- [Instruction]
List every line in this data where the string "当甲车到达时" occurs.

⁂

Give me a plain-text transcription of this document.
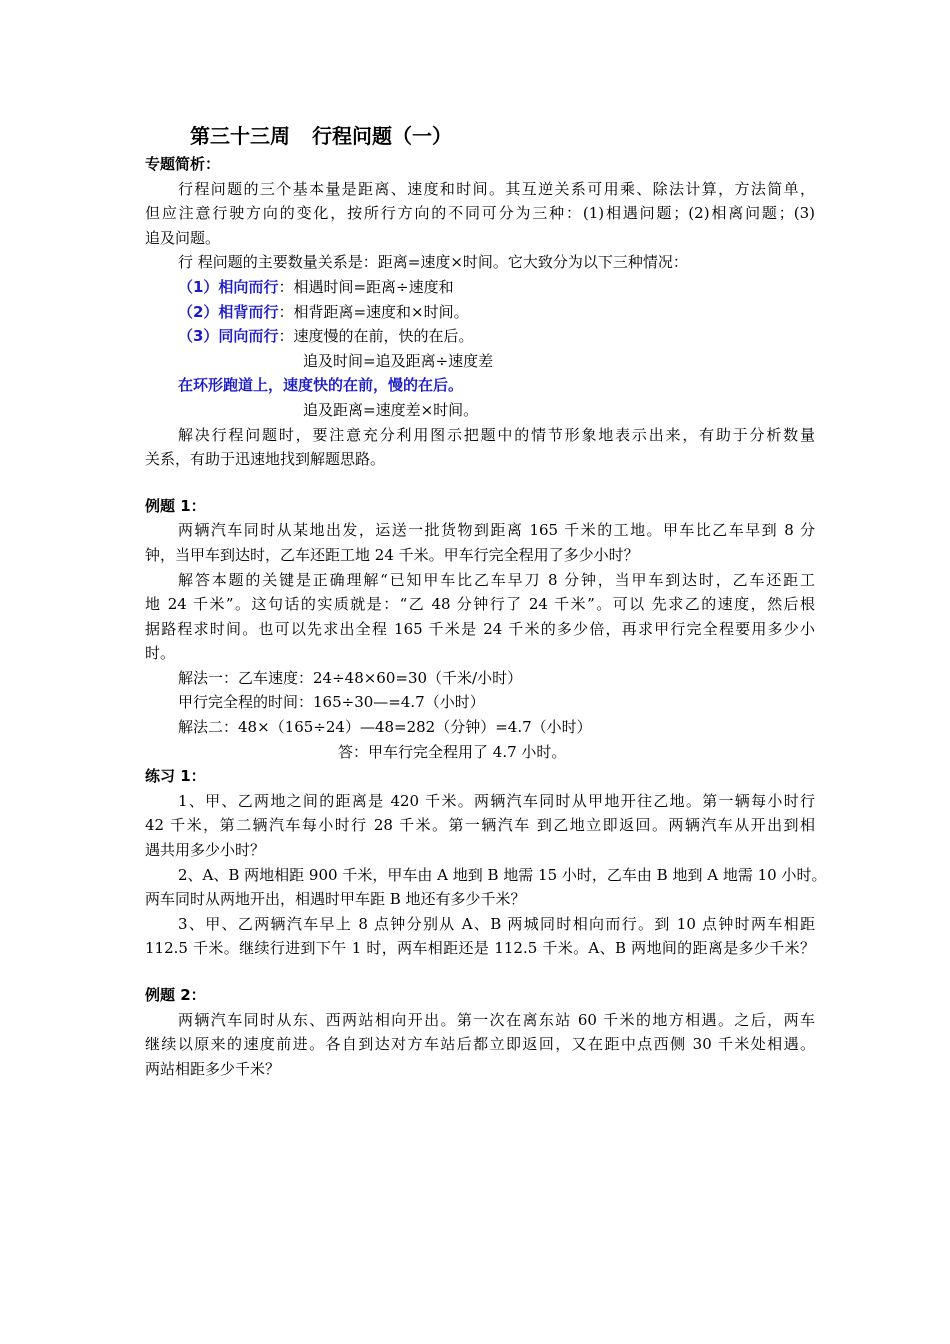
第三十三周 行程问题（一）
专题简析：
行程问题的三个基本量是距离、速度和时间。其互逆关系可用乘、除法计算，方法简单，
但应注意行驶方向的变化，按所行方向的不同可分为三种：(1)相遇问题；(2)相离问题；(3)
追及问题。
行 程问题的主要数量关系是：距离=速度×时间。它大致分为以下三种情况：
（1）相向而行：相遇时间=距离÷速度和
（2）相背而行：相背距离=速度和×时间。
（3）同向而行：速度慢的在前，快的在后。
追及时间=追及距离÷速度差
在环形跑道上，速度快的在前，慢的在后。
追及距离=速度差×时间。
解决行程问题时，要注意充分利用图示把题中的情节形象地表示出来，有助于分析数量
关系，有助于迅速地找到解题思路。
例题 1：
两辆汽车同时从某地出发，运送一批货物到距离 165 千米的工地。甲车比乙车早到 8 分
钟，当甲车到达时，乙车还距工地 24 千米。甲车行完全程用了多少小时？
解答本题的关键是正确理解“已知甲车比乙车早刀 8 分钟，当甲车到达时，乙车还距工
地 24 千米”。这句话的实质就是：“乙 48 分钟行了 24 千米”。可以 先求乙的速度，然后根
据路程求时间。也可以先求出全程 165 千米是 24 千米的多少倍，再求甲行完全程要用多少小
时。
解法一：乙车速度：24÷48×60=30（千米/小时）
甲行完全程的时间：165÷30—=4.7（小时）
解法二：48×（165÷24）—48=282（分钟）=4.7（小时）
答：甲车行完全程用了 4.7 小时。
练习 1：
1、甲、乙两地之间的距离是 420 千米。两辆汽车同时从甲地开往乙地。第一辆每小时行
42 千米，第二辆汽车每小时行 28 千米。第一辆汽车 到乙地立即返回。两辆汽车从开出到相
遇共用多少小时？
2、A、B 两地相距 900 千米，甲车由 A 地到 B 地需 15 小时，乙车由 B 地到 A 地需 10 小时。
两车同时从两地开出，相遇时甲车距 B 地还有多少千米？
3、甲、乙两辆汽车早上 8 点钟分别从 A、B 两城同时相向而行。到 10 点钟时两车相距
112.5 千米。继续行进到下午 1 时，两车相距还是 112.5 千米。A、B 两地间的距离是多少千米？
例题 2：
两辆汽车同时从东、西两站相向开出。第一次在离东站 60 千米的地方相遇。之后，两车
继续以原来的速度前进。各自到达对方车站后都立即返回，又在距中点西侧 30 千米处相遇。
两站相距多少千米？
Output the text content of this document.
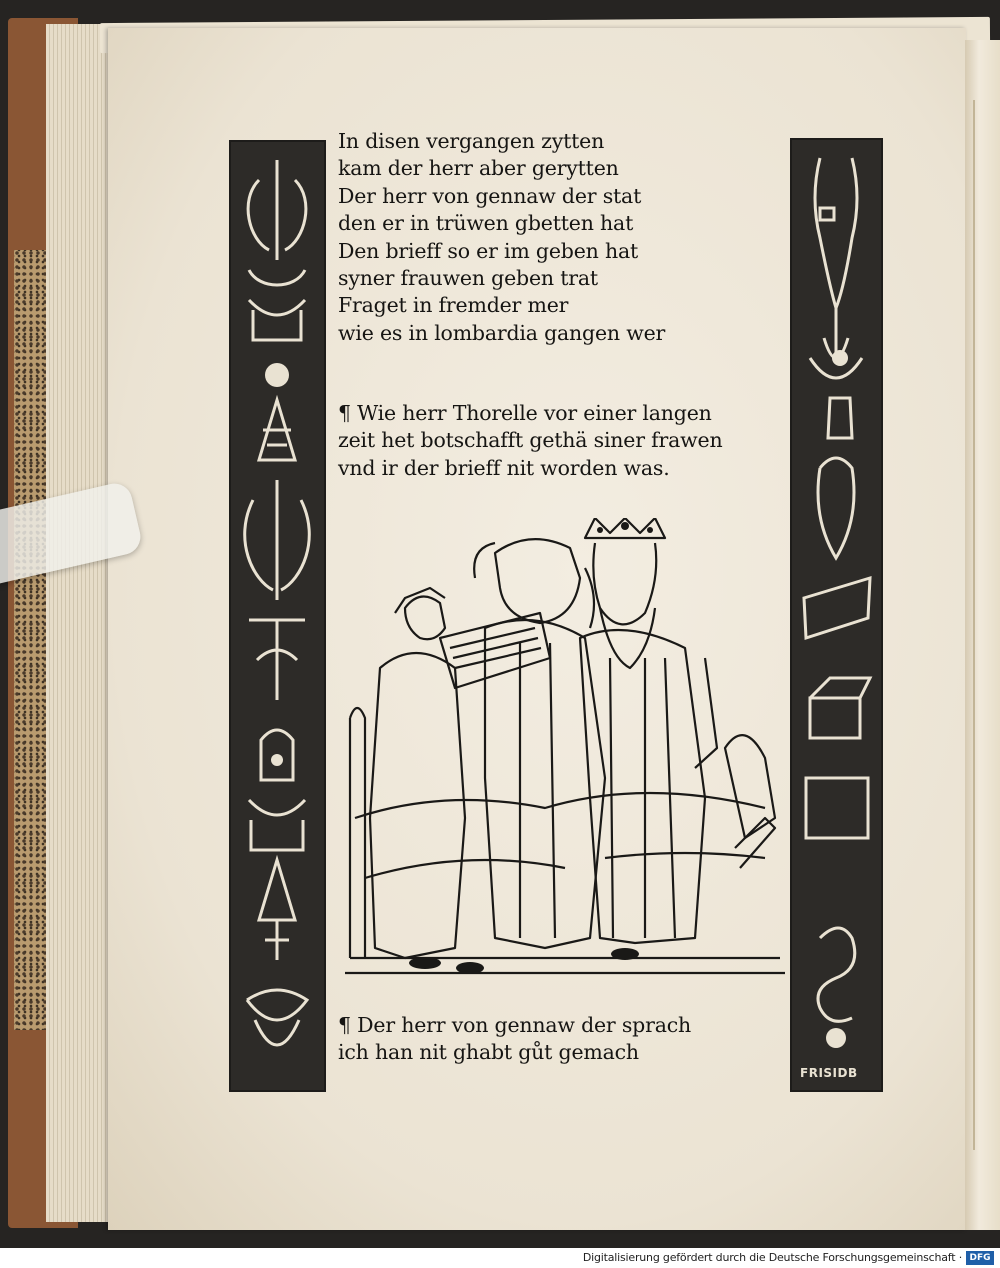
FRISIDB
In disen vergangen zytten
kam der herr aber gerytten
Der herr von gennaw der stat
den er in trüwen gbetten hat
Den brieff so er im geben hat
syner frauwen geben trat
Fraget in fremder mer
wie es in lombardia gangen wer
¶ Wie herr Thorelle vor einer langen
zeit het botschafft gethä siner frawen
vnd ir der brieff nit worden was.
¶ Der herr von gennaw der sprach
ich han nit ghabt gůt gemach
Digitalisierung gefördert durch die Deutsche Forschungsgemeinschaft · DFG
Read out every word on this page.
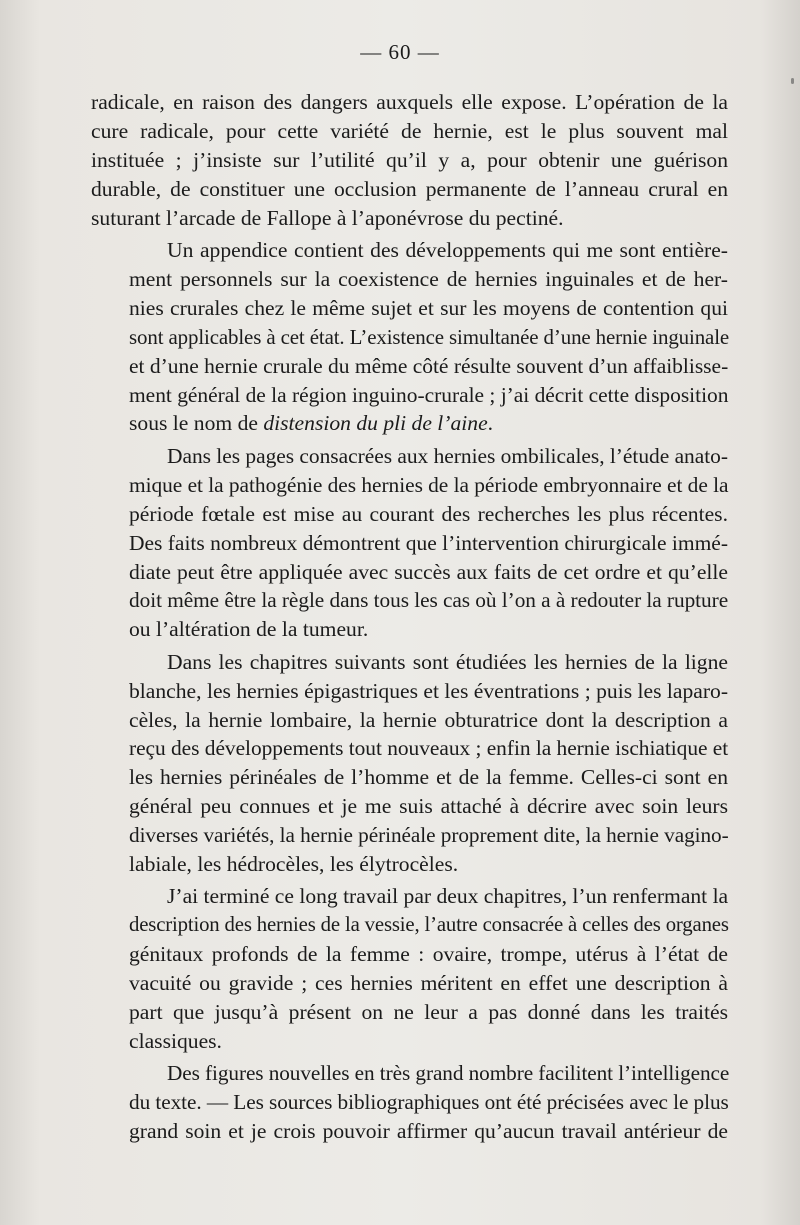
— 60 —

radicale, en raison des dangers auxquels elle expose. L’opération de la
cure radicale, pour cette variété de hernie, est le plus souvent mal
instituée ; j’insiste sur l’utilité qu’il y a, pour obtenir une guérison
durable, de constituer une occlusion permanente de l’anneau crural en
suturant l’arcade de Fallope à l’aponévrose du pectiné.

Un appendice contient des développements qui me sont entière-
ment personnels sur la coexistence de hernies inguinales et de her-
nies crurales chez le même sujet et sur les moyens de contention qui
sont applicables à cet état. L’existence simultanée d’une hernie inguinale
et d’une hernie crurale du même côté résulte souvent d’un affaiblisse-
ment général de la région inguino-crurale ; j’ai décrit cette disposition
sous le nom de distension du pli de l’aine.

Dans les pages consacrées aux hernies ombilicales, l’étude anato-
mique et la pathogénie des hernies de la période embryonnaire et de la
période fœtale est mise au courant des recherches les plus récentes.
Des faits nombreux démontrent que l’intervention chirurgicale immé-
diate peut être appliquée avec succès aux faits de cet ordre et qu’elle
doit même être la règle dans tous les cas où l’on a à redouter la rupture
ou l’altération de la tumeur.

Dans les chapitres suivants sont étudiées les hernies de la ligne
blanche, les hernies épigastriques et les éventrations ; puis les laparo-
cèles, la hernie lombaire, la hernie obturatrice dont la description a
reçu des développements tout nouveaux ; enfin la hernie ischiatique et
les hernies périnéales de l’homme et de la femme. Celles-ci sont en
général peu connues et je me suis attaché à décrire avec soin leurs
diverses variétés, la hernie périnéale proprement dite, la hernie vagino-
labiale, les hédrocèles, les élytrocèles.

J’ai terminé ce long travail par deux chapitres, l’un renfermant la
description des hernies de la vessie, l’autre consacrée à celles des organes
génitaux profonds de la femme : ovaire, trompe, utérus à l’état de
vacuité ou gravide ; ces hernies méritent en effet une description à
part que jusqu’à présent on ne leur a pas donné dans les traités
classiques.

Des figures nouvelles en très grand nombre facilitent l’intelligence
du texte. — Les sources bibliographiques ont été précisées avec le plus
grand soin et je crois pouvoir affirmer qu’aucun travail antérieur de
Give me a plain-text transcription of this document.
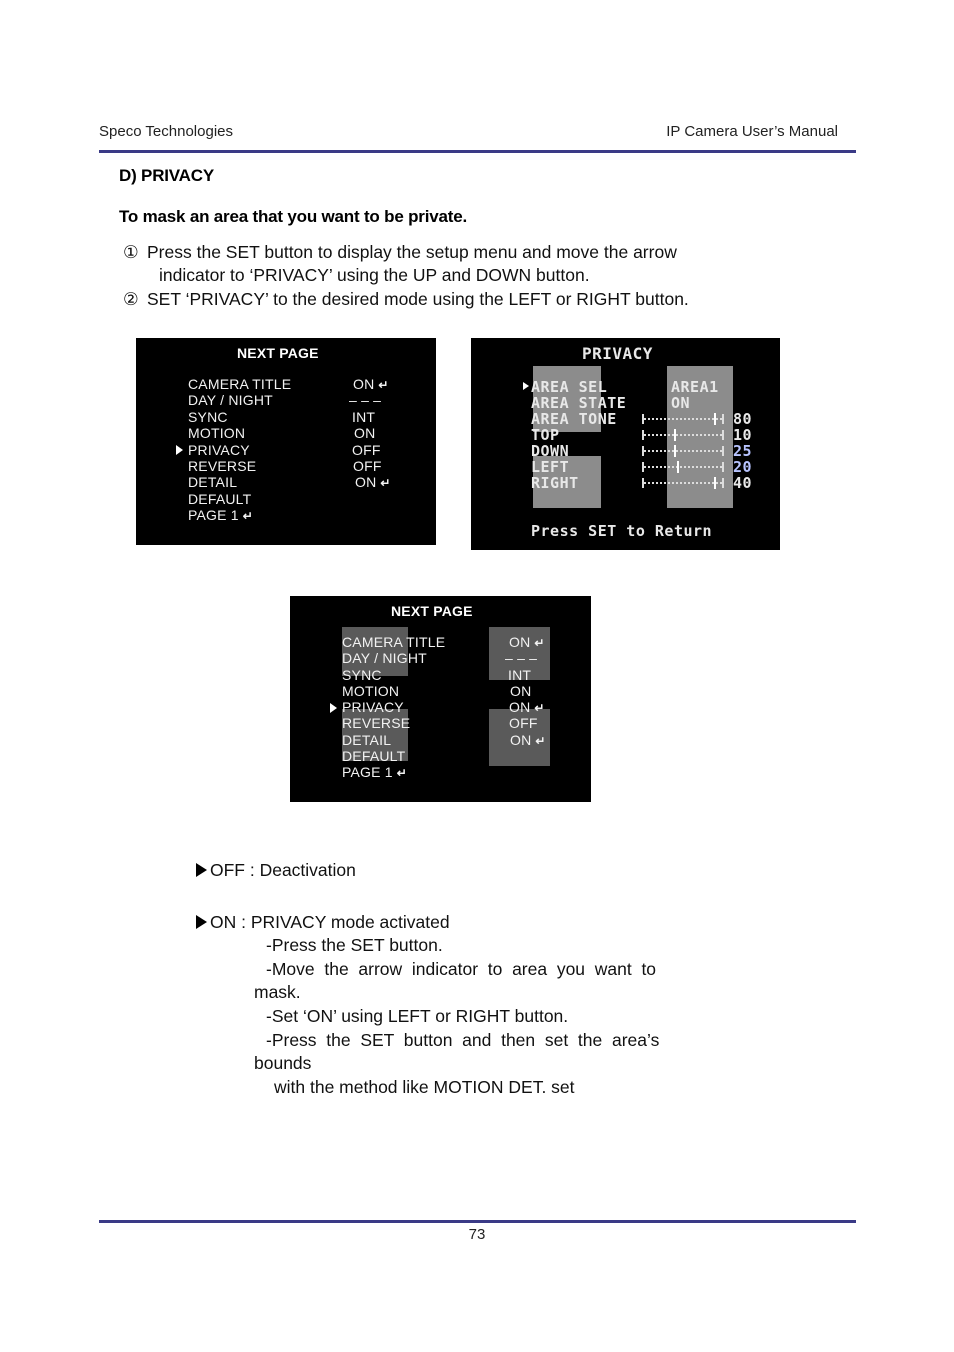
Speco Technologies	IP Camera User’s Manual
D) PRIVACY
To mask an area that you want to be private.
① Press the SET button to display the setup menu and move the arrow
indicator to ‘PRIVACY’ using the UP and DOWN button.
② SET ‘PRIVACY’ to the desired mode using the LEFT or RIGHT button.
NEXT PAGE
CAMERA TITLE
DAY / NIGHT
SYNC
MOTION
PRIVACY
REVERSE
DETAIL
DEFAULT
PAGE 1 ↵
ON ↵
– – –
INT
ON
OFF
OFF
ON ↵
PRIVACY
AREA SEL
AREA STATE
AREA TONE
TOP
DOWN
LEFT
RIGHT
AREA1
ON
80
10
25
20
40
Press SET to Return
NEXT PAGE
CAMERA TITLE
DAY / NIGHT
SYNC
MOTION
PRIVACY
REVERSE
DETAIL
DEFAULT
PAGE 1 ↵
ON ↵
– – –
INT
ON
ON ↵
OFF
ON ↵
OFF : Deactivation
ON : PRIVACY mode activated
-Press the SET button.
-Move  the  arrow  indicator  to  area  you  want  to
mask.
-Set ‘ON’ using LEFT or RIGHT button.
-Press  the  SET  button  and  then  set  the  area’s
bounds
with the method like MOTION DET. set
73
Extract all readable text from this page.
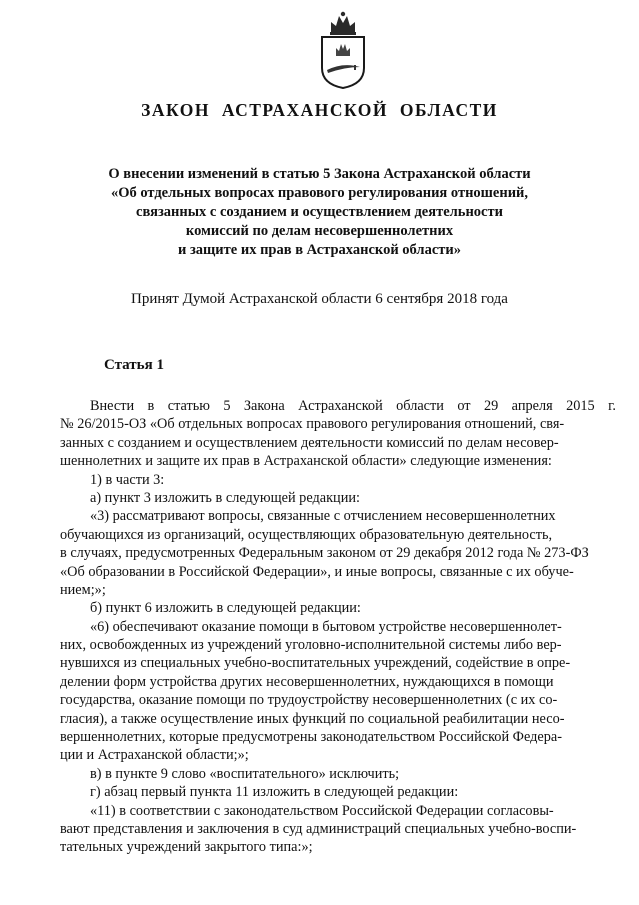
ЗАКОН АСТРАХАНСКОЙ ОБЛАСТИ
О внесении изменений в статью 5 Закона Астраханской области
«Об отдельных вопросах правового регулирования отношений,
связанных с созданием и осуществлением деятельности
комиссий по делам несовершеннолетних
и защите их прав в Астраханской области»
Принят Думой Астраханской области 6 сентября 2018 года
Статья 1
Внести в статью 5 Закона Астраханской области от 29 апреля 2015 г.
№ 26/2015-ОЗ «Об отдельных вопросах правового регулирования отношений, свя-
занных с созданием и осуществлением деятельности комиссий по делам несовер-
шеннолетних и защите их прав в Астраханской области» следующие изменения:
1) в части 3:
а) пункт 3 изложить в следующей редакции:
«3) рассматривают вопросы, связанные с отчислением несовершеннолетних
обучающихся из организаций, осуществляющих образовательную деятельность,
в случаях, предусмотренных Федеральным законом от 29 декабря 2012 года № 273-ФЗ
«Об образовании в Российской Федерации», и иные вопросы, связанные с их обуче-
нием;»;
б) пункт 6 изложить в следующей редакции:
«6) обеспечивают оказание помощи в бытовом устройстве несовершеннолет-
них, освобожденных из учреждений уголовно-исполнительной системы либо вер-
нувшихся из специальных учебно-воспитательных учреждений, содействие в опре-
делении форм устройства других несовершеннолетних, нуждающихся в помощи
государства, оказание помощи по трудоустройству несовершеннолетних (с их со-
гласия), а также осуществление иных функций по социальной реабилитации несо-
вершеннолетних, которые предусмотрены законодательством Российской Федера-
ции и Астраханской области;»;
в) в пункте 9 слово «воспитательного» исключить;
г) абзац первый пункта 11 изложить в следующей редакции:
«11) в соответствии с законодательством Российской Федерации согласовы-
вают представления и заключения в суд администраций специальных учебно-воспи-
тательных учреждений закрытого типа:»;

⁂

- [Final answer]
钟，当甲车到达时，乙车还距工地 24 千米。甲车行完全程用了多少小时？
解答本题的关键是正确理解“已知甲车比乙车早刀 8 分钟，当甲车到达时，乙车还距工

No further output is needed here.